* **YOUR TASK**: Repeat each entry in full, exactly.

* **RECORDS SHOWN**:
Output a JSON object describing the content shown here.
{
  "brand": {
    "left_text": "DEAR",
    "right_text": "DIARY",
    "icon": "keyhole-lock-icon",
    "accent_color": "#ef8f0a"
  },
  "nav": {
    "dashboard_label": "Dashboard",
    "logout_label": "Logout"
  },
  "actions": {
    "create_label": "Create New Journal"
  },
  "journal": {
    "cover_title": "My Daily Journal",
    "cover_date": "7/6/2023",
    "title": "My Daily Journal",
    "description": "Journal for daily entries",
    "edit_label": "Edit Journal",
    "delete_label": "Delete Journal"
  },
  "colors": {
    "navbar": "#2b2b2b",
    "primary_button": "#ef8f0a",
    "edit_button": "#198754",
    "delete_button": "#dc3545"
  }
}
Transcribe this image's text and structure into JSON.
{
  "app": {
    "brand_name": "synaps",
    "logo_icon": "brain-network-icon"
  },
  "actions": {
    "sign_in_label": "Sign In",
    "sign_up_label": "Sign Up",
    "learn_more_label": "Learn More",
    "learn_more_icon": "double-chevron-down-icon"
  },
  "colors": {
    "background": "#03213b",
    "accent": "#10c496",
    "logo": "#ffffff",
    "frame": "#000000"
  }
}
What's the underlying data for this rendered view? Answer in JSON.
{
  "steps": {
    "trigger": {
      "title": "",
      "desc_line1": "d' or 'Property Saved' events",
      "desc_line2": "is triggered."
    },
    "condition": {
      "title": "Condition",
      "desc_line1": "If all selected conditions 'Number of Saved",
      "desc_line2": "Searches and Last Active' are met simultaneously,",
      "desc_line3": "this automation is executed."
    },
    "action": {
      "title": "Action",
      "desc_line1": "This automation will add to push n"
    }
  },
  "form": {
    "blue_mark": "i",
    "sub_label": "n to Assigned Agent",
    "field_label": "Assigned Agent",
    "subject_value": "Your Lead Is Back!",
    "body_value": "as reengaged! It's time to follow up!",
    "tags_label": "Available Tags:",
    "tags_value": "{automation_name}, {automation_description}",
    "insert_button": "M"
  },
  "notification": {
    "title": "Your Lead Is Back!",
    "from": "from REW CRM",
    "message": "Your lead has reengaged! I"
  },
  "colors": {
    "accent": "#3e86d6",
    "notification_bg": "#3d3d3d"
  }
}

* **OUTPUT FOR THIS EXERCISE**:
Output a JSON object describing the content shown here.
{
  "brand": {
    "left_text": "DEAR",
    "right_text": "DIARY",
    "icon": "keyhole-lock-icon",
    "accent_color": "#ef8f0a"
  },
  "nav": {
    "dashboard_label": "Dashboard",
    "logout_label": "Logout"
  },
  "actions": {
    "create_label": "Create New Journal"
  },
  "journal": {
    "cover_title": "My Daily Journal",
    "cover_date": "7/6/2023",
    "title": "My Daily Journal",
    "description": "Journal for daily entries",
    "edit_label": "Edit Journal",
    "delete_label": "Delete Journal"
  },
  "colors": {
    "navbar": "#2b2b2b",
    "primary_button": "#ef8f0a",
    "edit_button": "#198754",
    "delete_button": "#dc3545"
  }
}
Transcribe this image's text and structure into JSON.
{
  "app": {
    "brand_name": "synaps",
    "logo_icon": "brain-network-icon"
  },
  "actions": {
    "sign_in_label": "Sign In",
    "sign_up_label": "Sign Up",
    "learn_more_label": "Learn More",
    "learn_more_icon": "double-chevron-down-icon"
  },
  "colors": {
    "background": "#03213b",
    "accent": "#10c496",
    "logo": "#ffffff",
    "frame": "#000000"
  }
}
What's the underlying data for this rendered view? Answer in JSON.
{
  "steps": {
    "trigger": {
      "title": "",
      "desc_line1": "d' or 'Property Saved' events",
      "desc_line2": "is triggered."
    },
    "condition": {
      "title": "Condition",
      "desc_line1": "If all selected conditions 'Number of Saved",
      "desc_line2": "Searches and Last Active' are met simultaneously,",
      "desc_line3": "this automation is executed."
    },
    "action": {
      "title": "Action",
      "desc_line1": "This automation will add to push n"
    }
  },
  "form": {
    "blue_mark": "i",
    "sub_label": "n to Assigned Agent",
    "field_label": "Assigned Agent",
    "subject_value": "Your Lead Is Back!",
    "body_value": "as reengaged! It's time to follow up!",
    "tags_label": "Available Tags:",
    "tags_value": "{automation_name}, {automation_description}",
    "insert_button": "M"
  },
  "notification": {
    "title": "Your Lead Is Back!",
    "from": "from REW CRM",
    "message": "Your lead has reengaged! I"
  },
  "colors": {
    "accent": "#3e86d6",
    "notification_bg": "#3d3d3d"
  }
}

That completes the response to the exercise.